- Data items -

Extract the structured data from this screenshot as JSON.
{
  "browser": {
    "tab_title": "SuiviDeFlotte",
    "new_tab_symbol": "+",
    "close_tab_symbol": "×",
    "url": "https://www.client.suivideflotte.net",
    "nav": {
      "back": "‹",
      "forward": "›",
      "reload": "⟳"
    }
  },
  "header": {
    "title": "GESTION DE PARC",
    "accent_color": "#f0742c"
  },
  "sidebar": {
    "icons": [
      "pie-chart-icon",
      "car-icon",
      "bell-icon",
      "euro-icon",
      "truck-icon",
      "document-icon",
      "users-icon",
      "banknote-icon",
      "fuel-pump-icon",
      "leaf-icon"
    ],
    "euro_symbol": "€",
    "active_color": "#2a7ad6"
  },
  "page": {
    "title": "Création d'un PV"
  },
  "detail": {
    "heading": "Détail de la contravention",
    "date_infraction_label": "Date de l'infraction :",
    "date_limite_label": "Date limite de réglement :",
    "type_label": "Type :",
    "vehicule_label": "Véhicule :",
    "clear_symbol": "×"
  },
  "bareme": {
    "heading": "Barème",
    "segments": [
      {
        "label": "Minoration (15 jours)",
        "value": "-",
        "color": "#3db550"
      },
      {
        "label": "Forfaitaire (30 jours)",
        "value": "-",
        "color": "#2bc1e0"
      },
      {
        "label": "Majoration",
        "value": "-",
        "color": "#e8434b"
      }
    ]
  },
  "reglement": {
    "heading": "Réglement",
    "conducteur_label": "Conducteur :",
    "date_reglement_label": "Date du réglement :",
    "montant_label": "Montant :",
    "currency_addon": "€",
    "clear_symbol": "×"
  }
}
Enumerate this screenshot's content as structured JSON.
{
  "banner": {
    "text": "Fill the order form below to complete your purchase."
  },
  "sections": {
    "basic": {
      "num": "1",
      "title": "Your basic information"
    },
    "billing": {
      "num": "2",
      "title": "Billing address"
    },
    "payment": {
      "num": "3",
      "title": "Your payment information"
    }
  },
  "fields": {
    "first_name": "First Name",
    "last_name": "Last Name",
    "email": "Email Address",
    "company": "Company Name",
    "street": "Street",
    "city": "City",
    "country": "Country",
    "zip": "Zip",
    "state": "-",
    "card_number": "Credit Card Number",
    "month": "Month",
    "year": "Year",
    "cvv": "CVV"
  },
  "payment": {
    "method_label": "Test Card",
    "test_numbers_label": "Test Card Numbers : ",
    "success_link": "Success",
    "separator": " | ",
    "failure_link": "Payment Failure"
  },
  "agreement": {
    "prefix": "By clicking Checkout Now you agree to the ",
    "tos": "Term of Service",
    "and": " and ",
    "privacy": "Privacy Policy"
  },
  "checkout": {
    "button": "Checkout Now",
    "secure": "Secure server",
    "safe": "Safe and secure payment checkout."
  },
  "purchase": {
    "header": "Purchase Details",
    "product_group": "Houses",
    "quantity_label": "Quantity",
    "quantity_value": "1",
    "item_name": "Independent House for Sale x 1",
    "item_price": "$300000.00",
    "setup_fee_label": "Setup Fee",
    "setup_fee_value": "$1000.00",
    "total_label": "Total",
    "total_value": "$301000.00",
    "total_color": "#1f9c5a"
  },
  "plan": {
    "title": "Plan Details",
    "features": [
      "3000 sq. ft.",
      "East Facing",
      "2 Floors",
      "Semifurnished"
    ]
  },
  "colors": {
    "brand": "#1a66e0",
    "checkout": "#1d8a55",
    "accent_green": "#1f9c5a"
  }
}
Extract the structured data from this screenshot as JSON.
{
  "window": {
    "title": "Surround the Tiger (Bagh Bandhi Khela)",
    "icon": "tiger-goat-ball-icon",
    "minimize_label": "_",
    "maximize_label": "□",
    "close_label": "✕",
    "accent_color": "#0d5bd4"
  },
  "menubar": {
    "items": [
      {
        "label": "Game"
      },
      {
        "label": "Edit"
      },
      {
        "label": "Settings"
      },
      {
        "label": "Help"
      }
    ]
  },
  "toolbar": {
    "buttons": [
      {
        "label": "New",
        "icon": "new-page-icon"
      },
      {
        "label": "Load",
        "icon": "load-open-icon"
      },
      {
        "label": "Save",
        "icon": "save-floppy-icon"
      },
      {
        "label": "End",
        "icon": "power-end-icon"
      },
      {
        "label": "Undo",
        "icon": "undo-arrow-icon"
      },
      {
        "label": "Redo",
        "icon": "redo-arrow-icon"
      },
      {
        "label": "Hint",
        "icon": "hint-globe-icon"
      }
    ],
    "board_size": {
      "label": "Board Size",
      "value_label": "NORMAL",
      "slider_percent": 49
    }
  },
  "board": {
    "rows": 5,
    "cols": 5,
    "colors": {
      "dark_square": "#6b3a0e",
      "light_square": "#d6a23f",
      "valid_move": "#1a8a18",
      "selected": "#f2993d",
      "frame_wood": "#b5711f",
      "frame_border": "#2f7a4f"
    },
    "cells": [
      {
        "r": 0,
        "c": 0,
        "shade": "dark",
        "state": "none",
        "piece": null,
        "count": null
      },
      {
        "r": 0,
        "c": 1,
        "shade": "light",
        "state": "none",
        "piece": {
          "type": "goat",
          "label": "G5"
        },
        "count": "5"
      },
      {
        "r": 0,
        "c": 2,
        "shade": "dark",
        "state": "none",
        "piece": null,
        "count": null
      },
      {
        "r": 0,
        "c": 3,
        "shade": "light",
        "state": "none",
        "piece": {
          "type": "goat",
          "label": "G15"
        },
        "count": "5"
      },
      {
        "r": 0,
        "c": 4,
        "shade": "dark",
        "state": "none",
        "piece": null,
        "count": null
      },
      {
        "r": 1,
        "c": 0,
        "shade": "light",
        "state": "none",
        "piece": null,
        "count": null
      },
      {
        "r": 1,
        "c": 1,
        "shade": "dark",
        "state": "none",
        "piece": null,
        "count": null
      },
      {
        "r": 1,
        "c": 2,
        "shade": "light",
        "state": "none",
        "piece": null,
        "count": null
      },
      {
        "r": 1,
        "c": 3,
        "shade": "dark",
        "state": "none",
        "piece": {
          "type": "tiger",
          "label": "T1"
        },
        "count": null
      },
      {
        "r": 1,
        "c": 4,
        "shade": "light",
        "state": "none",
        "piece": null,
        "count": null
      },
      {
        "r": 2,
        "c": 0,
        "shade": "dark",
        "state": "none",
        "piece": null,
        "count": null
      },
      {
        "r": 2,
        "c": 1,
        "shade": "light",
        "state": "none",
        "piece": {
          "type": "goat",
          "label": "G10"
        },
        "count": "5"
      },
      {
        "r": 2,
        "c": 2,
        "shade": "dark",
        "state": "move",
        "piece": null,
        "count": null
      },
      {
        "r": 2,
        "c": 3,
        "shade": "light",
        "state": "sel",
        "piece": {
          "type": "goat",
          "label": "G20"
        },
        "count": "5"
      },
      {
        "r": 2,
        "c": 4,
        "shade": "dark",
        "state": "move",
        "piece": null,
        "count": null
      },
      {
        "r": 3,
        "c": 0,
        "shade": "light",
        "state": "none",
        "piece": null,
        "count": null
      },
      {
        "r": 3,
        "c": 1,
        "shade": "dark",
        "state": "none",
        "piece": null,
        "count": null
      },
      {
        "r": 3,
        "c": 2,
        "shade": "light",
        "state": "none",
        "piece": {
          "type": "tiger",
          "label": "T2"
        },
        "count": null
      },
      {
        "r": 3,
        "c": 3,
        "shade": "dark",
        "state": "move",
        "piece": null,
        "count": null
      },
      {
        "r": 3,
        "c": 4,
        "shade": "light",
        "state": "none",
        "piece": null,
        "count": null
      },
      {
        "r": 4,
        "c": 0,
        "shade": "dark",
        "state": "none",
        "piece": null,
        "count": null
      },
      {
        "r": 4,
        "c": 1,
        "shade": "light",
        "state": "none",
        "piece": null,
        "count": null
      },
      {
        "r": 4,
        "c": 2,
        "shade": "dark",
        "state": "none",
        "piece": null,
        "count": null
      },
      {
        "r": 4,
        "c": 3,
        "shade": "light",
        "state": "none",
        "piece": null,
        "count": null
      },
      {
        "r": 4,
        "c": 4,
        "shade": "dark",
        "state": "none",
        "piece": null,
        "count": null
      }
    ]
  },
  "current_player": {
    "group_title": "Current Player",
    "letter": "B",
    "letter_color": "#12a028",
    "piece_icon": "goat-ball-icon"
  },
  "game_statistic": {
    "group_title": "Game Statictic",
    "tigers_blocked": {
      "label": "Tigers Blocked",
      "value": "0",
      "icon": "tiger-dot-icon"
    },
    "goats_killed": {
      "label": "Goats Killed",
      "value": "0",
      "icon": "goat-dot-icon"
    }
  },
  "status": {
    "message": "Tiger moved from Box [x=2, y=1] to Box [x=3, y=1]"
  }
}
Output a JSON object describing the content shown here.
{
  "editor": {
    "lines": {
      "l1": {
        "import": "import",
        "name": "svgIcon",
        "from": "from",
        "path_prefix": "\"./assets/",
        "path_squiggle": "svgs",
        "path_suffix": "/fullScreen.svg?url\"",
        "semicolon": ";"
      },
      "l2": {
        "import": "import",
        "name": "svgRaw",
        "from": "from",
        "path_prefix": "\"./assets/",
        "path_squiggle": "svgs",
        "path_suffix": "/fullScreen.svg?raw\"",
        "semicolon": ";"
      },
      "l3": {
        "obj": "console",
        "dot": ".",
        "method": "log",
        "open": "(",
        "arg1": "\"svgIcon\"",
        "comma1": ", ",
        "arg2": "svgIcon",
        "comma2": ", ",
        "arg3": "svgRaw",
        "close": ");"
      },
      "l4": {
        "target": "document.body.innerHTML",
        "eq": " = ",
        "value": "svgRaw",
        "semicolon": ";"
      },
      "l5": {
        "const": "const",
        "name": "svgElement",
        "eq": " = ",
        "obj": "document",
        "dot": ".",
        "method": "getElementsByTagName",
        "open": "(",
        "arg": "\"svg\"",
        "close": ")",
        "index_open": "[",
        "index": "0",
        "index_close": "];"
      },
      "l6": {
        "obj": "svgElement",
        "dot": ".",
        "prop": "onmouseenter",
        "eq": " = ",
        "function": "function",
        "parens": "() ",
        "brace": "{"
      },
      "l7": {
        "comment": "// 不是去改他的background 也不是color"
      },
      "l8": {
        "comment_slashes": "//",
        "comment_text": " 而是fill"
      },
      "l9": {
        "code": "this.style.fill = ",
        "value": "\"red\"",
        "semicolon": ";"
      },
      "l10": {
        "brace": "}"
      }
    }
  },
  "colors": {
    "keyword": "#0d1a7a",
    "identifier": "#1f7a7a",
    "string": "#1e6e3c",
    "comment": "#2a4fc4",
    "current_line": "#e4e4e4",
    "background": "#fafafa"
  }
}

- Work required -
Copy down every line of the material above that includes the string "information".

- Response below -
      "title": "Your basic information"
      "title": "Your payment information"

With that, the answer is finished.